**RECORDS FOR PROCESSING:**
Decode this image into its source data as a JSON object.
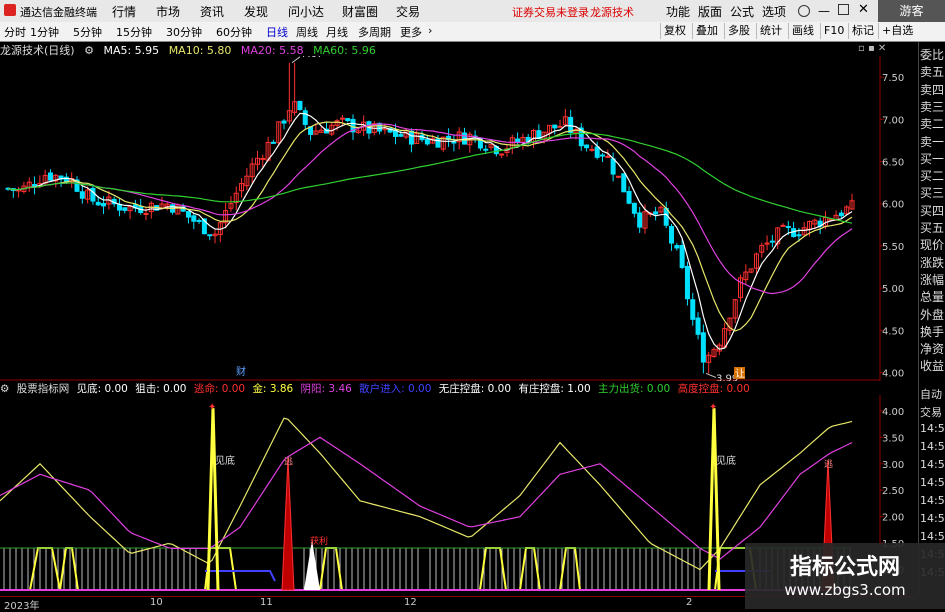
{
  "menubar": {
    "app_title": "通达信金融终端",
    "menus": [
      "行情",
      "市场",
      "资讯",
      "发现",
      "问小达",
      "财富圈",
      "交易"
    ],
    "notice": "证券交易未登录",
    "notice2": "龙源技术",
    "right": [
      "功能",
      "版面",
      "公式",
      "选项"
    ],
    "guest": "游客"
  },
  "period_tabs": [
    "分时",
    "1分钟",
    "5分钟",
    "15分钟",
    "30分钟",
    "60分钟",
    "日线",
    "周线",
    "月线",
    "多周期",
    "更多"
  ],
  "active_period": "日线",
  "right_tools": [
    "复权",
    "叠加",
    "多股",
    "统计",
    "画线",
    "F10",
    "标记",
    "+自选"
  ],
  "chart_header": {
    "name": "龙源技术(日线)",
    "ma": [
      {
        "label": "MA5: 5.95",
        "color": "#ffffff"
      },
      {
        "label": "MA10: 5.80",
        "color": "#e8e86a"
      },
      {
        "label": "MA20: 5.58",
        "color": "#e040e0"
      },
      {
        "label": "MA60: 5.96",
        "color": "#30d030"
      }
    ]
  },
  "main_axis_labels": [
    "7.50",
    "7.00",
    "6.50",
    "6.00",
    "5.50",
    "5.00",
    "4.50",
    "4.00"
  ],
  "price_max_label": "7.67",
  "price_min_label": "3.99",
  "markers": {
    "cai": "财",
    "rang": "让"
  },
  "indicator_header": {
    "name": "股票指标网",
    "items": [
      {
        "label": "见底: 0.00",
        "color": "#ffffff"
      },
      {
        "label": "狙击: 0.00",
        "color": "#ffffff"
      },
      {
        "label": "逃命: 0.00",
        "color": "#ff3030"
      },
      {
        "label": "金: 3.86",
        "color": "#ffff40"
      },
      {
        "label": "阴阳: 3.46",
        "color": "#e040e0"
      },
      {
        "label": "散户进入: 0.00",
        "color": "#4040ff"
      },
      {
        "label": "无庄控盘: 0.00",
        "color": "#ffffff"
      },
      {
        "label": "有庄控盘: 1.00",
        "color": "#ffffff"
      },
      {
        "label": "主力出货: 0.00",
        "color": "#30d030"
      },
      {
        "label": "高度控盘: 0.00",
        "color": "#ff3030"
      }
    ]
  },
  "ind_axis_labels": [
    "4.00",
    "3.50",
    "3.00",
    "2.50",
    "2.00",
    "1.50",
    "1.00"
  ],
  "ind_text": {
    "jiandi": "见底",
    "tao": "逃",
    "huoli": "获利"
  },
  "side_panel": [
    "委比",
    "卖五",
    "卖四",
    "卖三",
    "卖二",
    "卖一",
    "买一",
    "买二",
    "买三",
    "买四",
    "买五",
    "现价",
    "涨跌",
    "涨幅",
    "总量",
    "外盘",
    "换手",
    "净资",
    "收益"
  ],
  "side_panel2": [
    "自动",
    "交易",
    "14:5",
    "14:5",
    "14:5",
    "14:5",
    "14:5",
    "14:5",
    "14:5",
    "14:5",
    "14:5"
  ],
  "date_labels": [
    "2023年",
    "10",
    "11",
    "12",
    "2"
  ],
  "watermark": {
    "line1": "指标公式网",
    "line2": "www.zbgs3.com"
  },
  "colors": {
    "up": "#ff3030",
    "down": "#00e0ff",
    "ma5": "#ffffff",
    "ma10": "#e8e86a",
    "ma20": "#e040e0",
    "ma60": "#30d030",
    "axis_red": "#8b0000"
  }
}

**GOAL:** Repeat each entry exactly. Pictures do not belong in the copy.

**EXERCISE RESULT:**
Decode this image into its source data as a JSON object.
{
  "menubar": {
    "app_title": "通达信金融终端",
    "menus": [
      "行情",
      "市场",
      "资讯",
      "发现",
      "问小达",
      "财富圈",
      "交易"
    ],
    "notice": "证券交易未登录",
    "notice2": "龙源技术",
    "right": [
      "功能",
      "版面",
      "公式",
      "选项"
    ],
    "guest": "游客"
  },
  "period_tabs": [
    "分时",
    "1分钟",
    "5分钟",
    "15分钟",
    "30分钟",
    "60分钟",
    "日线",
    "周线",
    "月线",
    "多周期",
    "更多"
  ],
  "active_period": "日线",
  "right_tools": [
    "复权",
    "叠加",
    "多股",
    "统计",
    "画线",
    "F10",
    "标记",
    "+自选"
  ],
  "chart_header": {
    "name": "龙源技术(日线)",
    "ma": [
      {
        "label": "MA5: 5.95",
        "color": "#ffffff"
      },
      {
        "label": "MA10: 5.80",
        "color": "#e8e86a"
      },
      {
        "label": "MA20: 5.58",
        "color": "#e040e0"
      },
      {
        "label": "MA60: 5.96",
        "color": "#30d030"
      }
    ]
  },
  "main_axis_labels": [
    "7.50",
    "7.00",
    "6.50",
    "6.00",
    "5.50",
    "5.00",
    "4.50",
    "4.00"
  ],
  "price_max_label": "7.67",
  "price_min_label": "3.99",
  "markers": {
    "cai": "财",
    "rang": "让"
  },
  "indicator_header": {
    "name": "股票指标网",
    "items": [
      {
        "label": "见底: 0.00",
        "color": "#ffffff"
      },
      {
        "label": "狙击: 0.00",
        "color": "#ffffff"
      },
      {
        "label": "逃命: 0.00",
        "color": "#ff3030"
      },
      {
        "label": "金: 3.86",
        "color": "#ffff40"
      },
      {
        "label": "阴阳: 3.46",
        "color": "#e040e0"
      },
      {
        "label": "散户进入: 0.00",
        "color": "#4040ff"
      },
      {
        "label": "无庄控盘: 0.00",
        "color": "#ffffff"
      },
      {
        "label": "有庄控盘: 1.00",
        "color": "#ffffff"
      },
      {
        "label": "主力出货: 0.00",
        "color": "#30d030"
      },
      {
        "label": "高度控盘: 0.00",
        "color": "#ff3030"
      }
    ]
  },
  "ind_axis_labels": [
    "4.00",
    "3.50",
    "3.00",
    "2.50",
    "2.00",
    "1.50",
    "1.00"
  ],
  "ind_text": {
    "jiandi": "见底",
    "tao": "逃",
    "huoli": "获利"
  },
  "side_panel": [
    "委比",
    "卖五",
    "卖四",
    "卖三",
    "卖二",
    "卖一",
    "买一",
    "买二",
    "买三",
    "买四",
    "买五",
    "现价",
    "涨跌",
    "涨幅",
    "总量",
    "外盘",
    "换手",
    "净资",
    "收益"
  ],
  "side_panel2": [
    "自动",
    "交易",
    "14:5",
    "14:5",
    "14:5",
    "14:5",
    "14:5",
    "14:5",
    "14:5",
    "14:5",
    "14:5"
  ],
  "date_labels": [
    "2023年",
    "10",
    "11",
    "12",
    "2"
  ],
  "watermark": {
    "line1": "指标公式网",
    "line2": "www.zbgs3.com"
  },
  "colors": {
    "up": "#ff3030",
    "down": "#00e0ff",
    "ma5": "#ffffff",
    "ma10": "#e8e86a",
    "ma20": "#e040e0",
    "ma60": "#30d030",
    "axis_red": "#8b0000"
  }
}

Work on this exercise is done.